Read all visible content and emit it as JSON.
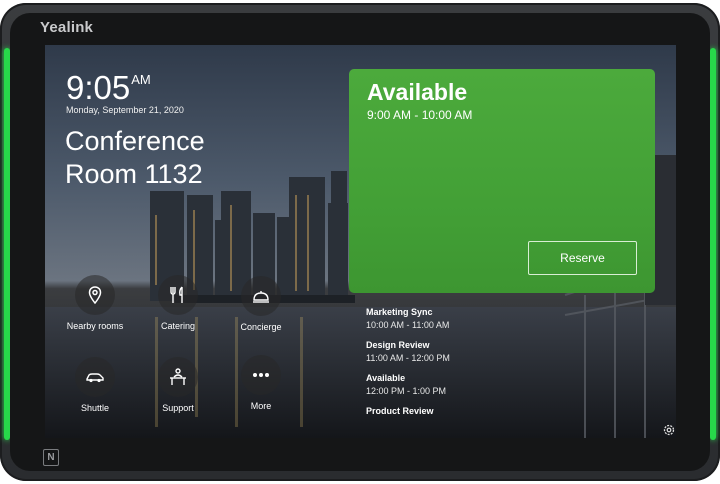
{
  "device": {
    "brand": "Yealink",
    "nfc_label": "N",
    "led_color": "#27d84a"
  },
  "clock": {
    "time": "9:05",
    "ampm": "AM",
    "date": "Monday, September 21, 2020"
  },
  "room": {
    "name": "Conference Room 1132"
  },
  "status": {
    "title": "Available",
    "time_range": "9:00 AM - 10:00 AM",
    "reserve_label": "Reserve",
    "color": "#48a43a"
  },
  "quick_actions": [
    {
      "label": "Nearby rooms",
      "icon": "location-pin-icon"
    },
    {
      "label": "Catering",
      "icon": "fork-knife-icon"
    },
    {
      "label": "Concierge",
      "icon": "concierge-bell-icon"
    },
    {
      "label": "Shuttle",
      "icon": "car-icon"
    },
    {
      "label": "Support",
      "icon": "support-desk-icon"
    },
    {
      "label": "More",
      "icon": "more-dots-icon"
    }
  ],
  "schedule": [
    {
      "title": "Marketing Sync",
      "time": "10:00 AM - 11:00 AM"
    },
    {
      "title": "Design Review",
      "time": "11:00 AM - 12:00 PM"
    },
    {
      "title": "Available",
      "time": "12:00 PM - 1:00 PM"
    },
    {
      "title": "Product Review",
      "time": ""
    }
  ]
}
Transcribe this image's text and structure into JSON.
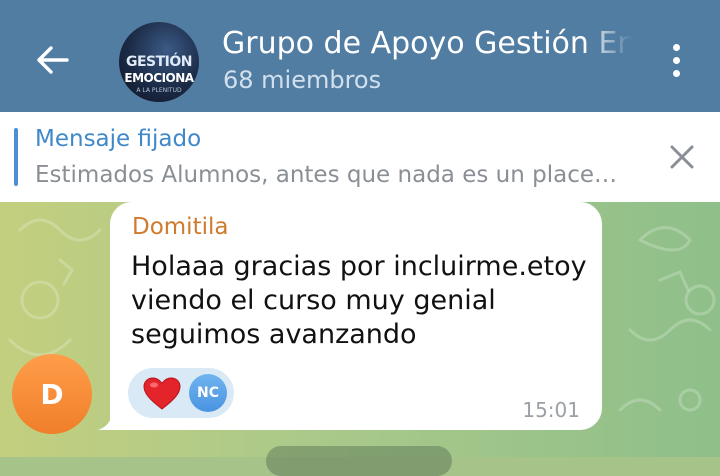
{
  "header": {
    "title": "Grupo de Apoyo Gestión Emocional",
    "subtitle": "68 miembros",
    "avatar_text": {
      "line1": "GESTIÓN",
      "line2": "EMOCIONA",
      "line3": "A LA PLENITUD"
    },
    "icons": {
      "back": "arrow-left-icon",
      "menu": "more-vertical-icon"
    }
  },
  "pinned": {
    "label": "Mensaje fijado",
    "text": "Estimados Alumnos, antes que nada es un place…",
    "close_icon": "close-icon"
  },
  "message": {
    "sender_initial": "D",
    "sender_name": "Domitila",
    "text": "Holaaa gracias por incluirme.etoy viendo el curso muy genial seguimos avanzando",
    "reaction_emoji": "heart-icon",
    "reaction_user": "NC",
    "time": "15:01"
  },
  "colors": {
    "header_bg": "#517da2",
    "accent": "#3f88c9",
    "sender_name": "#d07a2d",
    "avatar_orange": "#f07f2a"
  }
}
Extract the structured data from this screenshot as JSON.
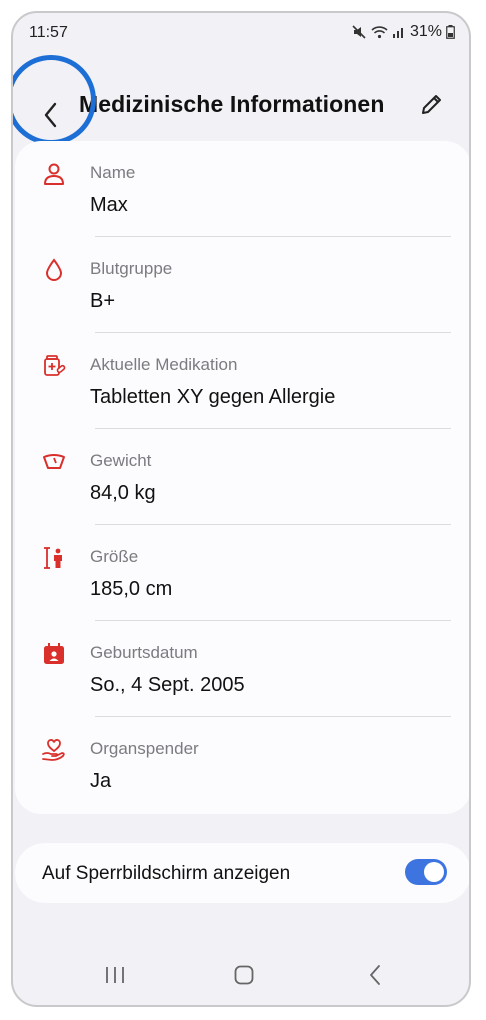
{
  "status_bar": {
    "time": "11:57",
    "battery": "31%",
    "icons": [
      "mute-icon",
      "wifi-icon",
      "signal-icon",
      "battery-icon"
    ]
  },
  "header": {
    "title": "Medizinische Informationen",
    "back_icon": "back-chevron-icon",
    "edit_icon": "pencil-icon"
  },
  "info_items": [
    {
      "icon": "person-icon",
      "label": "Name",
      "value": "Max"
    },
    {
      "icon": "blood-drop-icon",
      "label": "Blutgruppe",
      "value": "B+"
    },
    {
      "icon": "medication-icon",
      "label": "Aktuelle Medikation",
      "value": "Tabletten XY gegen Allergie"
    },
    {
      "icon": "scale-icon",
      "label": "Gewicht",
      "value": "84,0 kg"
    },
    {
      "icon": "height-icon",
      "label": "Größe",
      "value": "185,0 cm"
    },
    {
      "icon": "calendar-icon",
      "label": "Geburtsdatum",
      "value": "So., 4 Sept. 2005"
    },
    {
      "icon": "organ-donor-icon",
      "label": "Organspender",
      "value": "Ja"
    }
  ],
  "lockscreen": {
    "label": "Auf Sperrbildschirm anzeigen",
    "enabled": true
  },
  "nav_bar": {
    "icons": [
      "recents-icon",
      "home-icon",
      "back-icon"
    ]
  },
  "colors": {
    "accent_red": "#d9302c",
    "toggle_blue": "#3e74e0",
    "highlight_ring": "#1d6fd6"
  }
}
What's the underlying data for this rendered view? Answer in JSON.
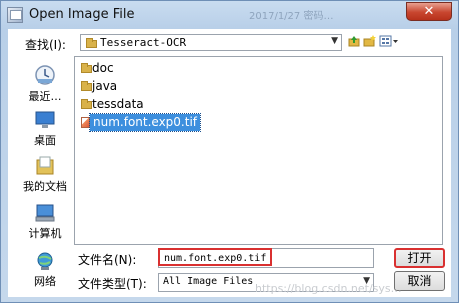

What you should do:
Every entry should be returned exactly as written, minus the pictures.

Task answer:
Read all visible content and emit it as JSON.
{
  "device": {
    "brand": "Yealink",
    "nfc_label": "N",
    "led_color": "#27d84a"
  },
  "clock": {
    "time": "9:05",
    "ampm": "AM",
    "date": "Monday, September 21, 2020"
  },
  "room": {
    "name": "Conference Room 1132"
  },
  "status": {
    "title": "Available",
    "time_range": "9:00 AM - 10:00 AM",
    "reserve_label": "Reserve",
    "color": "#48a43a"
  },
  "quick_actions": [
    {
      "label": "Nearby rooms",
      "icon": "location-pin-icon"
    },
    {
      "label": "Catering",
      "icon": "fork-knife-icon"
    },
    {
      "label": "Concierge",
      "icon": "concierge-bell-icon"
    },
    {
      "label": "Shuttle",
      "icon": "car-icon"
    },
    {
      "label": "Support",
      "icon": "support-desk-icon"
    },
    {
      "label": "More",
      "icon": "more-dots-icon"
    }
  ],
  "schedule": [
    {
      "title": "Marketing Sync",
      "time": "10:00 AM - 11:00 AM"
    },
    {
      "title": "Design Review",
      "time": "11:00 AM - 12:00 PM"
    },
    {
      "title": "Available",
      "time": "12:00 PM - 1:00 PM"
    },
    {
      "title": "Product Review",
      "time": ""
    }
  ]
}
Transcribe this image's text and structure into JSON.
{
  "header": {
    "title": "Grupo de Apoyo Gestión Emocional",
    "subtitle": "68 miembros",
    "avatar_text": {
      "line1": "GESTIÓN",
      "line2": "EMOCIONA",
      "line3": "A LA PLENITUD"
    },
    "icons": {
      "back": "arrow-left-icon",
      "menu": "more-vertical-icon"
    }
  },
  "pinned": {
    "label": "Mensaje fijado",
    "text": "Estimados Alumnos, antes que nada es un place…",
    "close_icon": "close-icon"
  },
  "message": {
    "sender_initial": "D",
    "sender_name": "Domitila",
    "text": "Holaaa gracias por incluirme.etoy viendo el curso muy genial seguimos avanzando",
    "reaction_emoji": "heart-icon",
    "reaction_user": "NC",
    "time": "15:01"
  },
  "colors": {
    "header_bg": "#517da2",
    "accent": "#3f88c9",
    "sender_name": "#d07a2d",
    "avatar_orange": "#f07f2a"
  }
}
Extract the structured data from this screenshot as JSON.
{
  "status_bar": {
    "time": "11:57",
    "battery": "31%",
    "icons": [
      "mute-icon",
      "wifi-icon",
      "signal-icon",
      "battery-icon"
    ]
  },
  "header": {
    "title": "Medizinische Informationen",
    "back_icon": "back-chevron-icon",
    "edit_icon": "pencil-icon"
  },
  "info_items": [
    {
      "icon": "person-icon",
      "label": "Name",
      "value": "Max"
    },
    {
      "icon": "blood-drop-icon",
      "label": "Blutgruppe",
      "value": "B+"
    },
    {
      "icon": "medication-icon",
      "label": "Aktuelle Medikation",
      "value": "Tabletten XY gegen Allergie"
    },
    {
      "icon": "scale-icon",
      "label": "Gewicht",
      "value": "84,0 kg"
    },
    {
      "icon": "height-icon",
      "label": "Größe",
      "value": "185,0 cm"
    },
    {
      "icon": "calendar-icon",
      "label": "Geburtsdatum",
      "value": "So., 4 Sept. 2005"
    },
    {
      "icon": "organ-donor-icon",
      "label": "Organspender",
      "value": "Ja"
    }
  ],
  "lockscreen": {
    "label": "Auf Sperrbildschirm anzeigen",
    "enabled": true
  },
  "nav_bar": {
    "icons": [
      "recents-icon",
      "home-icon",
      "back-icon"
    ]
  },
  "colors": {
    "accent_red": "#d9302c",
    "toggle_blue": "#3e74e0",
    "highlight_ring": "#1d6fd6"
  }
}
What's the underlying data for this rendered view? Answer in JSON.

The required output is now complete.